OBJECTIVE: Report only the number of lines that hold the word "جويبر".

* Start ENTRIES *

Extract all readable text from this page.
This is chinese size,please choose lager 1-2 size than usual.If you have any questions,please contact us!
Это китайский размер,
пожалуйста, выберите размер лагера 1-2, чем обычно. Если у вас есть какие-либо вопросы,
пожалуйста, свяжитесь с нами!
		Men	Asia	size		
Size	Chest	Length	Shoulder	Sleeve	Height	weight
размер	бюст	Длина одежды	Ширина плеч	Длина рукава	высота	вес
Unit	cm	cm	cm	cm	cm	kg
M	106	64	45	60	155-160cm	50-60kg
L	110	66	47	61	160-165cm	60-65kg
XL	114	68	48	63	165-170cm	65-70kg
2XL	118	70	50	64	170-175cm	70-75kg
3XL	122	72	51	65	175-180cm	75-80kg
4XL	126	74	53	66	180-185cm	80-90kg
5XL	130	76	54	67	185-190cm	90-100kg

* End ENTRIES *
* Start ENTRIES *

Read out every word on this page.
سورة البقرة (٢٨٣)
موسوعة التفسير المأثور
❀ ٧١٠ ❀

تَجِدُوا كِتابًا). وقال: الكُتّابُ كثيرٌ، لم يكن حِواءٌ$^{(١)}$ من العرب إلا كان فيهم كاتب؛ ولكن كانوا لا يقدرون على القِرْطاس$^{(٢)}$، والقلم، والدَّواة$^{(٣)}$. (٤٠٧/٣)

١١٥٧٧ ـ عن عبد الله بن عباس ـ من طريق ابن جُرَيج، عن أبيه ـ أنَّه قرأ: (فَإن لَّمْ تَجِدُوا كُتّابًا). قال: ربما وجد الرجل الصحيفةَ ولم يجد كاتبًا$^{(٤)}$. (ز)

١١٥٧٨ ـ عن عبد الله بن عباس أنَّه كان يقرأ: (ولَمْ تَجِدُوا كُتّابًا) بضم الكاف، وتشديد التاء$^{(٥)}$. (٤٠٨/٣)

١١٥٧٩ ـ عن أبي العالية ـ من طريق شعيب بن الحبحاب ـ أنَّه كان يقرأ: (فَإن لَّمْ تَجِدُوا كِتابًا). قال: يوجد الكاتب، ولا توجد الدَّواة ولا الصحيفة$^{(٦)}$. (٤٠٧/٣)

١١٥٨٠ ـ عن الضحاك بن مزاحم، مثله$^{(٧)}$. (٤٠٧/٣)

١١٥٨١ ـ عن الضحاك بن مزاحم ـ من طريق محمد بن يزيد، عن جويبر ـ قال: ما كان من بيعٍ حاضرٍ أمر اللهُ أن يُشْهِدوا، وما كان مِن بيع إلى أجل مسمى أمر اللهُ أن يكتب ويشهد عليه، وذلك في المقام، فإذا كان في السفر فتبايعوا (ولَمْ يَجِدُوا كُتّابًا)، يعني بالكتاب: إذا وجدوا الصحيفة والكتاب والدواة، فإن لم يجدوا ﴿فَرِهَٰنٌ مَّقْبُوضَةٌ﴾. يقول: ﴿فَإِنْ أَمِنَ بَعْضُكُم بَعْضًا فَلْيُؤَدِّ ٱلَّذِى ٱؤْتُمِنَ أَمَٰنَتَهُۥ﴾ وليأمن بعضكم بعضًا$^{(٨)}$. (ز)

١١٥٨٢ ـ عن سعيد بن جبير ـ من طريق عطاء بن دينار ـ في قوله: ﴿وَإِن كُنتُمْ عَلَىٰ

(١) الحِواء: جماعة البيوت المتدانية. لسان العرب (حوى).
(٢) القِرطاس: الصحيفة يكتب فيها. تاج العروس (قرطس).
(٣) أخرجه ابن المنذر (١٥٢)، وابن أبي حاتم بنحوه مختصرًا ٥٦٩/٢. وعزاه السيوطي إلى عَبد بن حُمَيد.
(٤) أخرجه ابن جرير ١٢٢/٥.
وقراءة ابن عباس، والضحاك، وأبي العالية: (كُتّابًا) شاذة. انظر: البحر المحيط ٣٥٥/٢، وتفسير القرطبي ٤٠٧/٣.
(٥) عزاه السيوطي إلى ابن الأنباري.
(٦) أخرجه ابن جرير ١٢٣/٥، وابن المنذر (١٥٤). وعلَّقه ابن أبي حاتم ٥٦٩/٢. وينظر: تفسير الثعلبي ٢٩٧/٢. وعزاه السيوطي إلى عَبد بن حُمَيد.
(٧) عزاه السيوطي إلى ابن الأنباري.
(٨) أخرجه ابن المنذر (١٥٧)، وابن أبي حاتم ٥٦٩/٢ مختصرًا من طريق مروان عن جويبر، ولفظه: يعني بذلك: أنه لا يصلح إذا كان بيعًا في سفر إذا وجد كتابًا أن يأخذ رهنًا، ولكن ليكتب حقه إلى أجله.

* End ENTRIES *

OUTPUT: 2